Copy out each line of the material below with no changes.

Dataset records
begin
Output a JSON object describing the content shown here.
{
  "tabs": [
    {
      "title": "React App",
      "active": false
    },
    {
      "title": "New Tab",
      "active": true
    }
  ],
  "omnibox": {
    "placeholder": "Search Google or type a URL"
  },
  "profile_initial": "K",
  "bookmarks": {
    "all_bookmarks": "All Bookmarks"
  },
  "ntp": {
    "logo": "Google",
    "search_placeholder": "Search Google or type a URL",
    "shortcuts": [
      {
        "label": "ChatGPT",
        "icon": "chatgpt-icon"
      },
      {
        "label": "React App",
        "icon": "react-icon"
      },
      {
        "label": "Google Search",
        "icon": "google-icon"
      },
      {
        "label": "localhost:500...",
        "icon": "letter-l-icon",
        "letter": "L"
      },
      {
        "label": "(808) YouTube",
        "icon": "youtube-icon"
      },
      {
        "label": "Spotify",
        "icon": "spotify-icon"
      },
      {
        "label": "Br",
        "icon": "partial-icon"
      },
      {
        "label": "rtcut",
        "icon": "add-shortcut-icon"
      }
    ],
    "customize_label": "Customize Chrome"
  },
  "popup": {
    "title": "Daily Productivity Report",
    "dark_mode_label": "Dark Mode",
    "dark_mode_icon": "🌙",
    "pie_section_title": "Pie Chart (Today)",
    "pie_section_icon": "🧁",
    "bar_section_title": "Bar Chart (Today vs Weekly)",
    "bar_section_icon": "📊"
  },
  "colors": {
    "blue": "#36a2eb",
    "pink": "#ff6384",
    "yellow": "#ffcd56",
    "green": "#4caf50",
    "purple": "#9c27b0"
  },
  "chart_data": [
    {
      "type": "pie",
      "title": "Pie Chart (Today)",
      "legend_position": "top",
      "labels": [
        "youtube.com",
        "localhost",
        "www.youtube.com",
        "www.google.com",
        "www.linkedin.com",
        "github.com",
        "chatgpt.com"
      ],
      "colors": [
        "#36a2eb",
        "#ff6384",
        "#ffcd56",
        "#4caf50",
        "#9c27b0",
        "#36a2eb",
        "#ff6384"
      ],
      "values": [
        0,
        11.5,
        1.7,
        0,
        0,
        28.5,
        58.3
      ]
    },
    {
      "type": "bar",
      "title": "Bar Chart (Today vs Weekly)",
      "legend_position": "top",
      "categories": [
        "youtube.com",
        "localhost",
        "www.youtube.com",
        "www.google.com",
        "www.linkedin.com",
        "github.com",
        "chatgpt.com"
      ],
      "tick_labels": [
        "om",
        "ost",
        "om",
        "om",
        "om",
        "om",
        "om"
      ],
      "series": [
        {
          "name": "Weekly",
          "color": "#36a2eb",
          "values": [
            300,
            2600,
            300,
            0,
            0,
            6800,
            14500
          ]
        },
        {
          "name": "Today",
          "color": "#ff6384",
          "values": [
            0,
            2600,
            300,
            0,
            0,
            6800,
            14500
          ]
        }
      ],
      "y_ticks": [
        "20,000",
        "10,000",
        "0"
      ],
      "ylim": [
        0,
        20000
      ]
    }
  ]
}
end
### Finished task
Output a JSON object describing the content shown here.
{
  "tabs": [
    {
      "title": "React App",
      "active": false
    },
    {
      "title": "New Tab",
      "active": true
    }
  ],
  "omnibox": {
    "placeholder": "Search Google or type a URL"
  },
  "profile_initial": "K",
  "bookmarks": {
    "all_bookmarks": "All Bookmarks"
  },
  "ntp": {
    "logo": "Google",
    "search_placeholder": "Search Google or type a URL",
    "shortcuts": [
      {
        "label": "ChatGPT",
        "icon": "chatgpt-icon"
      },
      {
        "label": "React App",
        "icon": "react-icon"
      },
      {
        "label": "Google Search",
        "icon": "google-icon"
      },
      {
        "label": "localhost:500...",
        "icon": "letter-l-icon",
        "letter": "L"
      },
      {
        "label": "(808) YouTube",
        "icon": "youtube-icon"
      },
      {
        "label": "Spotify",
        "icon": "spotify-icon"
      },
      {
        "label": "Br",
        "icon": "partial-icon"
      },
      {
        "label": "rtcut",
        "icon": "add-shortcut-icon"
      }
    ],
    "customize_label": "Customize Chrome"
  },
  "popup": {
    "title": "Daily Productivity Report",
    "dark_mode_label": "Dark Mode",
    "dark_mode_icon": "🌙",
    "pie_section_title": "Pie Chart (Today)",
    "pie_section_icon": "🧁",
    "bar_section_title": "Bar Chart (Today vs Weekly)",
    "bar_section_icon": "📊"
  },
  "colors": {
    "blue": "#36a2eb",
    "pink": "#ff6384",
    "yellow": "#ffcd56",
    "green": "#4caf50",
    "purple": "#9c27b0"
  },
  "chart_data": [
    {
      "type": "pie",
      "title": "Pie Chart (Today)",
      "legend_position": "top",
      "labels": [
        "youtube.com",
        "localhost",
        "www.youtube.com",
        "www.google.com",
        "www.linkedin.com",
        "github.com",
        "chatgpt.com"
      ],
      "colors": [
        "#36a2eb",
        "#ff6384",
        "#ffcd56",
        "#4caf50",
        "#9c27b0",
        "#36a2eb",
        "#ff6384"
      ],
      "values": [
        0,
        11.5,
        1.7,
        0,
        0,
        28.5,
        58.3
      ]
    },
    {
      "type": "bar",
      "title": "Bar Chart (Today vs Weekly)",
      "legend_position": "top",
      "categories": [
        "youtube.com",
        "localhost",
        "www.youtube.com",
        "www.google.com",
        "www.linkedin.com",
        "github.com",
        "chatgpt.com"
      ],
      "tick_labels": [
        "om",
        "ost",
        "om",
        "om",
        "om",
        "om",
        "om"
      ],
      "series": [
        {
          "name": "Weekly",
          "color": "#36a2eb",
          "values": [
            300,
            2600,
            300,
            0,
            0,
            6800,
            14500
          ]
        },
        {
          "name": "Today",
          "color": "#ff6384",
          "values": [
            0,
            2600,
            300,
            0,
            0,
            6800,
            14500
          ]
        }
      ],
      "y_ticks": [
        "20,000",
        "10,000",
        "0"
      ],
      "ylim": [
        0,
        20000
      ]
    }
  ]
}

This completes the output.